** PROBLEM DETAILS **
Please copy out the entries below, swapping "Localize" for "Locate" and leaving everything else unchanged.

** TASK INPUTS **
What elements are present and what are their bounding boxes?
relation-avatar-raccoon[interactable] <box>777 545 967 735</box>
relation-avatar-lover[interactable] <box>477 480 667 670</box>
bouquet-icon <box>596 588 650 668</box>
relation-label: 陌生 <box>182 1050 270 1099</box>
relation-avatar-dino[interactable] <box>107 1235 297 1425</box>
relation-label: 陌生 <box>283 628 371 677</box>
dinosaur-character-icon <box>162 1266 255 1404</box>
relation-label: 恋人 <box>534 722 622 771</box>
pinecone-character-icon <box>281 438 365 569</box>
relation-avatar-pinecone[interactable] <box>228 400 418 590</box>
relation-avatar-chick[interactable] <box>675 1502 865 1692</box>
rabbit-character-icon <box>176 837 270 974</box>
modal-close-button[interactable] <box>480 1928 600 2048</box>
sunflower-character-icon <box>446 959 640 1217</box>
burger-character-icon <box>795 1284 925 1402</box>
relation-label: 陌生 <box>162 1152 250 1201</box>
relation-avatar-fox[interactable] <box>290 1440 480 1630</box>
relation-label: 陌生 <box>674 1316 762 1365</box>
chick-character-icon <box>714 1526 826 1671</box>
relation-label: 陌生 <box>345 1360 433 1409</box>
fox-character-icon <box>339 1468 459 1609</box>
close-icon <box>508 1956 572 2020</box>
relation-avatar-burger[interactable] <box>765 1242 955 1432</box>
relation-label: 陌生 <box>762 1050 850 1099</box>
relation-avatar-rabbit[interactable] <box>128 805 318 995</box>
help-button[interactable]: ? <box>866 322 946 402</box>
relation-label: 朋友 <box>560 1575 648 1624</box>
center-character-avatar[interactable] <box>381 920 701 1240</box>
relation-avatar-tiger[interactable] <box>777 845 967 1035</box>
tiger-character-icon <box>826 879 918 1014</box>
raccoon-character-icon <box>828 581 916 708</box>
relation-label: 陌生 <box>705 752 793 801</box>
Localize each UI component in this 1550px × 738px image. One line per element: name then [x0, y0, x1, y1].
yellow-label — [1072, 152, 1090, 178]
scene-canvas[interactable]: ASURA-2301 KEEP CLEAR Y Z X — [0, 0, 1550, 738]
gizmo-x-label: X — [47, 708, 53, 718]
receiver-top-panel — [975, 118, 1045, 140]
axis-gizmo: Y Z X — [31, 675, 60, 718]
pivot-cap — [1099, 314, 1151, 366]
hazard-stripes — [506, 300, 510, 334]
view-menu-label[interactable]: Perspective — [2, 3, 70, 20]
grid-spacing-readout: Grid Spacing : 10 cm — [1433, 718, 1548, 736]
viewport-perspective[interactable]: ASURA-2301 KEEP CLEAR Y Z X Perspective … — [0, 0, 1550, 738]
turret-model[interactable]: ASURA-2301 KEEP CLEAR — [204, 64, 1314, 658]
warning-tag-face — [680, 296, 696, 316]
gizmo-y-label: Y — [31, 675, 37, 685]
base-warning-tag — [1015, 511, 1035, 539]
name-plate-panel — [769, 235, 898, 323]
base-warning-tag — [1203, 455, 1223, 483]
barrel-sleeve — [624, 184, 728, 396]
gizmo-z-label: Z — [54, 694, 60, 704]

** THE OUTPUT **
What elements are present and what are their bounding boxes?
relation-avatar-raccoon[interactable] <box>777 545 967 735</box>
relation-avatar-lover[interactable] <box>477 480 667 670</box>
bouquet-icon <box>596 588 650 668</box>
relation-label: 陌生 <box>182 1050 270 1099</box>
relation-avatar-dino[interactable] <box>107 1235 297 1425</box>
relation-label: 陌生 <box>283 628 371 677</box>
dinosaur-character-icon <box>162 1266 255 1404</box>
relation-label: 恋人 <box>534 722 622 771</box>
pinecone-character-icon <box>281 438 365 569</box>
relation-avatar-pinecone[interactable] <box>228 400 418 590</box>
relation-avatar-chick[interactable] <box>675 1502 865 1692</box>
rabbit-character-icon <box>176 837 270 974</box>
modal-close-button[interactable] <box>480 1928 600 2048</box>
sunflower-character-icon <box>446 959 640 1217</box>
burger-character-icon <box>795 1284 925 1402</box>
relation-label: 陌生 <box>162 1152 250 1201</box>
relation-avatar-fox[interactable] <box>290 1440 480 1630</box>
relation-label: 陌生 <box>674 1316 762 1365</box>
chick-character-icon <box>714 1526 826 1671</box>
relation-label: 陌生 <box>345 1360 433 1409</box>
fox-character-icon <box>339 1468 459 1609</box>
close-icon <box>508 1956 572 2020</box>
relation-avatar-burger[interactable] <box>765 1242 955 1432</box>
relation-label: 陌生 <box>762 1050 850 1099</box>
relation-avatar-rabbit[interactable] <box>128 805 318 995</box>
help-button[interactable]: ? <box>866 322 946 402</box>
relation-label: 朋友 <box>560 1575 648 1624</box>
center-character-avatar[interactable] <box>381 920 701 1240</box>
relation-avatar-tiger[interactable] <box>777 845 967 1035</box>
tiger-character-icon <box>826 879 918 1014</box>
raccoon-character-icon <box>828 581 916 708</box>
relation-label: 陌生 <box>705 752 793 801</box>
Locate each UI component in this 1550px × 738px image. One line per element: name then [x0, y0, x1, y1].
yellow-label — [1072, 152, 1090, 178]
scene-canvas[interactable]: ASURA-2301 KEEP CLEAR Y Z X — [0, 0, 1550, 738]
gizmo-x-label: X — [47, 708, 53, 718]
receiver-top-panel — [975, 118, 1045, 140]
axis-gizmo: Y Z X — [31, 675, 60, 718]
pivot-cap — [1099, 314, 1151, 366]
hazard-stripes — [506, 300, 510, 334]
view-menu-label[interactable]: Perspective — [2, 3, 70, 20]
grid-spacing-readout: Grid Spacing : 10 cm — [1433, 718, 1548, 736]
viewport-perspective[interactable]: ASURA-2301 KEEP CLEAR Y Z X Perspective … — [0, 0, 1550, 738]
turret-model[interactable]: ASURA-2301 KEEP CLEAR — [204, 64, 1314, 658]
warning-tag-face — [680, 296, 696, 316]
gizmo-y-label: Y — [31, 675, 37, 685]
base-warning-tag — [1015, 511, 1035, 539]
name-plate-panel — [769, 235, 898, 323]
base-warning-tag — [1203, 455, 1223, 483]
barrel-sleeve — [624, 184, 728, 396]
gizmo-z-label: Z — [54, 694, 60, 704]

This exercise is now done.